- Data supplied:
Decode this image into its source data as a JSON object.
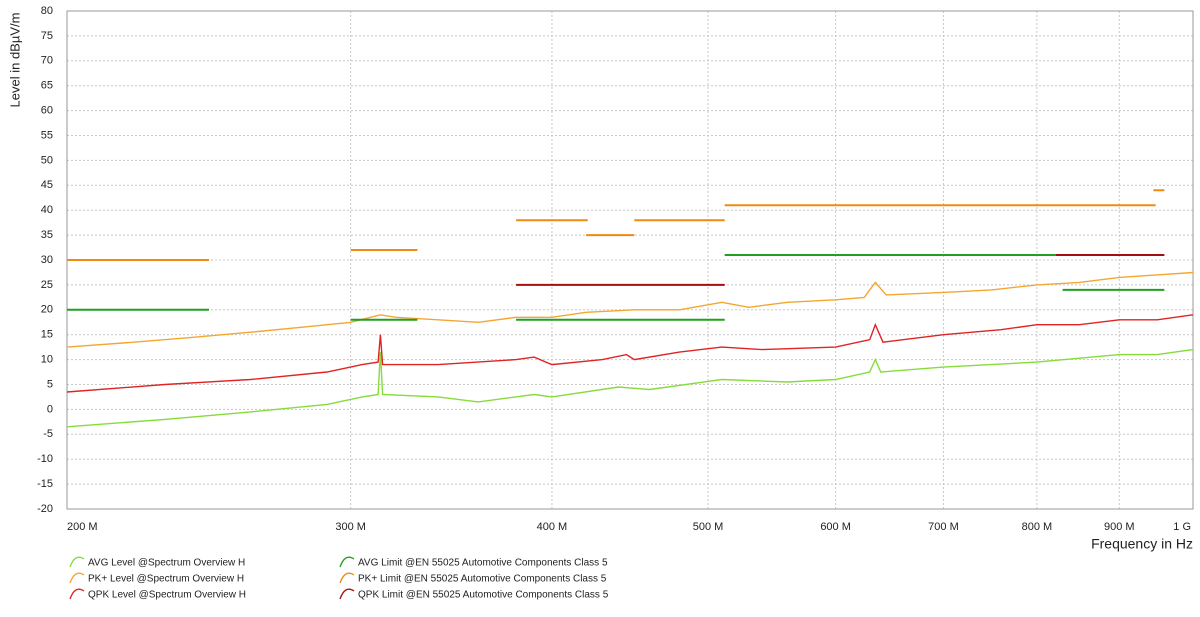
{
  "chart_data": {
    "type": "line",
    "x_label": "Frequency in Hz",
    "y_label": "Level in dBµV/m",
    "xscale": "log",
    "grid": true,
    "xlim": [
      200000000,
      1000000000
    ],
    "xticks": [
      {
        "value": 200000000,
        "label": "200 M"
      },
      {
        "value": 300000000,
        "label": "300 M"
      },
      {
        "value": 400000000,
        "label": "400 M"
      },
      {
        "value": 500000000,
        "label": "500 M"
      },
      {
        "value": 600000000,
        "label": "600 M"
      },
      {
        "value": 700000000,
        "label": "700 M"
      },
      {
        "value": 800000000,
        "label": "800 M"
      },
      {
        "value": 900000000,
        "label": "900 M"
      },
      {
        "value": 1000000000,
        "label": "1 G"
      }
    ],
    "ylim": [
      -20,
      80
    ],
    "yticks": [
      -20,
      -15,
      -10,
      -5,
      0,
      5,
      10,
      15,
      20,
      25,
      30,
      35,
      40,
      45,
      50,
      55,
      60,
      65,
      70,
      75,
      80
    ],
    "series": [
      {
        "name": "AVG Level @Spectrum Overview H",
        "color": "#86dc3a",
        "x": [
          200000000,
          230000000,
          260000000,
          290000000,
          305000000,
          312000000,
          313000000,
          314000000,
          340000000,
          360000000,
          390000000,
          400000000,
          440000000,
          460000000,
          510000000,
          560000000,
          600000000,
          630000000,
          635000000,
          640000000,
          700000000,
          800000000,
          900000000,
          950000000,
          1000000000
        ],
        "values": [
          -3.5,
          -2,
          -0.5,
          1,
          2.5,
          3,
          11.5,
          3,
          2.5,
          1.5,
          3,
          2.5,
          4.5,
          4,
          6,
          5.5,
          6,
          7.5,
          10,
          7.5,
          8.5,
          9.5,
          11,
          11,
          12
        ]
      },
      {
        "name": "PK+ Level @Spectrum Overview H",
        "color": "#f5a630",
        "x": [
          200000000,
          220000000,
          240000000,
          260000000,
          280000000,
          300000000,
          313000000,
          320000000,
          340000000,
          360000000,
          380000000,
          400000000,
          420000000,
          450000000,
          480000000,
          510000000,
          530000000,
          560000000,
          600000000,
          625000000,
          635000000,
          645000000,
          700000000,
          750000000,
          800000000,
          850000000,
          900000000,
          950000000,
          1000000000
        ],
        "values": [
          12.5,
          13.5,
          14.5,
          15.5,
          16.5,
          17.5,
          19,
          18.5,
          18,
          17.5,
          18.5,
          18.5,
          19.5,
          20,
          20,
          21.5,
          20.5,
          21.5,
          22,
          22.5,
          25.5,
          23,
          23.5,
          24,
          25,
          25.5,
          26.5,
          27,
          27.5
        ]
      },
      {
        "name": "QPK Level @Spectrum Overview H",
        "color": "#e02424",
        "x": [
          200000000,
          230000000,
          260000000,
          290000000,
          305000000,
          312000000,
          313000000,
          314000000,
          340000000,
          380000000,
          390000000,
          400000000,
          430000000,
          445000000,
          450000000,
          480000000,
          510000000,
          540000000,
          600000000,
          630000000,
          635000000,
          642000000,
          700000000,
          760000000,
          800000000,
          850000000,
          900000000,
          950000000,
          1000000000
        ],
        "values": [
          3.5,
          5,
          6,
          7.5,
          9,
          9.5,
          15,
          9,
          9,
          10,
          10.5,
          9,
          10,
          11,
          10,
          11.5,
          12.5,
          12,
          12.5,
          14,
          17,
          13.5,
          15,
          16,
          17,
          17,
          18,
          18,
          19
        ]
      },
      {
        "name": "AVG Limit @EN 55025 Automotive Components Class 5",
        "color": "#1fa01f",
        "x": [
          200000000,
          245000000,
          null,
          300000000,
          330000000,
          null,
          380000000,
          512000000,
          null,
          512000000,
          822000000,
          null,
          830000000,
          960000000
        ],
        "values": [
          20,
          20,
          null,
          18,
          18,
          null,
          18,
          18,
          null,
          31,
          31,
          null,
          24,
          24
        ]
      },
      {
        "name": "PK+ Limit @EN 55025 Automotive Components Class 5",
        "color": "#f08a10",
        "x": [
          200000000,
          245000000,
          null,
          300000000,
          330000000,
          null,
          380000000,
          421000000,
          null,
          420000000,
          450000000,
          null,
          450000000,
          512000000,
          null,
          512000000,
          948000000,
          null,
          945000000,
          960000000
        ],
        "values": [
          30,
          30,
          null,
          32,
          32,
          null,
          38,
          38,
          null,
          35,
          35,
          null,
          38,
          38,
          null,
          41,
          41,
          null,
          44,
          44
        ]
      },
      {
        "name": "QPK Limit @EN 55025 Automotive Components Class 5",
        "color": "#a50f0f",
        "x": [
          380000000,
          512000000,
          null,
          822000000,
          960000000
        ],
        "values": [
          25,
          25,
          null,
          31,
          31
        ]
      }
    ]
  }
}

- Stated task: Every line of text is to be repeated exactly; pictures are left out.

- Response below:
Decode this image into its source data as a JSON object.
{
  "chart_data": {
    "type": "line",
    "x_label": "Frequency in Hz",
    "y_label": "Level in dBµV/m",
    "xscale": "log",
    "grid": true,
    "xlim": [
      200000000,
      1000000000
    ],
    "xticks": [
      {
        "value": 200000000,
        "label": "200 M"
      },
      {
        "value": 300000000,
        "label": "300 M"
      },
      {
        "value": 400000000,
        "label": "400 M"
      },
      {
        "value": 500000000,
        "label": "500 M"
      },
      {
        "value": 600000000,
        "label": "600 M"
      },
      {
        "value": 700000000,
        "label": "700 M"
      },
      {
        "value": 800000000,
        "label": "800 M"
      },
      {
        "value": 900000000,
        "label": "900 M"
      },
      {
        "value": 1000000000,
        "label": "1 G"
      }
    ],
    "ylim": [
      -20,
      80
    ],
    "yticks": [
      -20,
      -15,
      -10,
      -5,
      0,
      5,
      10,
      15,
      20,
      25,
      30,
      35,
      40,
      45,
      50,
      55,
      60,
      65,
      70,
      75,
      80
    ],
    "series": [
      {
        "name": "AVG Level @Spectrum Overview H",
        "color": "#86dc3a",
        "x": [
          200000000,
          230000000,
          260000000,
          290000000,
          305000000,
          312000000,
          313000000,
          314000000,
          340000000,
          360000000,
          390000000,
          400000000,
          440000000,
          460000000,
          510000000,
          560000000,
          600000000,
          630000000,
          635000000,
          640000000,
          700000000,
          800000000,
          900000000,
          950000000,
          1000000000
        ],
        "values": [
          -3.5,
          -2,
          -0.5,
          1,
          2.5,
          3,
          11.5,
          3,
          2.5,
          1.5,
          3,
          2.5,
          4.5,
          4,
          6,
          5.5,
          6,
          7.5,
          10,
          7.5,
          8.5,
          9.5,
          11,
          11,
          12
        ]
      },
      {
        "name": "PK+ Level @Spectrum Overview H",
        "color": "#f5a630",
        "x": [
          200000000,
          220000000,
          240000000,
          260000000,
          280000000,
          300000000,
          313000000,
          320000000,
          340000000,
          360000000,
          380000000,
          400000000,
          420000000,
          450000000,
          480000000,
          510000000,
          530000000,
          560000000,
          600000000,
          625000000,
          635000000,
          645000000,
          700000000,
          750000000,
          800000000,
          850000000,
          900000000,
          950000000,
          1000000000
        ],
        "values": [
          12.5,
          13.5,
          14.5,
          15.5,
          16.5,
          17.5,
          19,
          18.5,
          18,
          17.5,
          18.5,
          18.5,
          19.5,
          20,
          20,
          21.5,
          20.5,
          21.5,
          22,
          22.5,
          25.5,
          23,
          23.5,
          24,
          25,
          25.5,
          26.5,
          27,
          27.5
        ]
      },
      {
        "name": "QPK Level @Spectrum Overview H",
        "color": "#e02424",
        "x": [
          200000000,
          230000000,
          260000000,
          290000000,
          305000000,
          312000000,
          313000000,
          314000000,
          340000000,
          380000000,
          390000000,
          400000000,
          430000000,
          445000000,
          450000000,
          480000000,
          510000000,
          540000000,
          600000000,
          630000000,
          635000000,
          642000000,
          700000000,
          760000000,
          800000000,
          850000000,
          900000000,
          950000000,
          1000000000
        ],
        "values": [
          3.5,
          5,
          6,
          7.5,
          9,
          9.5,
          15,
          9,
          9,
          10,
          10.5,
          9,
          10,
          11,
          10,
          11.5,
          12.5,
          12,
          12.5,
          14,
          17,
          13.5,
          15,
          16,
          17,
          17,
          18,
          18,
          19
        ]
      },
      {
        "name": "AVG Limit @EN 55025 Automotive Components Class 5",
        "color": "#1fa01f",
        "x": [
          200000000,
          245000000,
          null,
          300000000,
          330000000,
          null,
          380000000,
          512000000,
          null,
          512000000,
          822000000,
          null,
          830000000,
          960000000
        ],
        "values": [
          20,
          20,
          null,
          18,
          18,
          null,
          18,
          18,
          null,
          31,
          31,
          null,
          24,
          24
        ]
      },
      {
        "name": "PK+ Limit @EN 55025 Automotive Components Class 5",
        "color": "#f08a10",
        "x": [
          200000000,
          245000000,
          null,
          300000000,
          330000000,
          null,
          380000000,
          421000000,
          null,
          420000000,
          450000000,
          null,
          450000000,
          512000000,
          null,
          512000000,
          948000000,
          null,
          945000000,
          960000000
        ],
        "values": [
          30,
          30,
          null,
          32,
          32,
          null,
          38,
          38,
          null,
          35,
          35,
          null,
          38,
          38,
          null,
          41,
          41,
          null,
          44,
          44
        ]
      },
      {
        "name": "QPK Limit @EN 55025 Automotive Components Class 5",
        "color": "#a50f0f",
        "x": [
          380000000,
          512000000,
          null,
          822000000,
          960000000
        ],
        "values": [
          25,
          25,
          null,
          31,
          31
        ]
      }
    ]
  }
}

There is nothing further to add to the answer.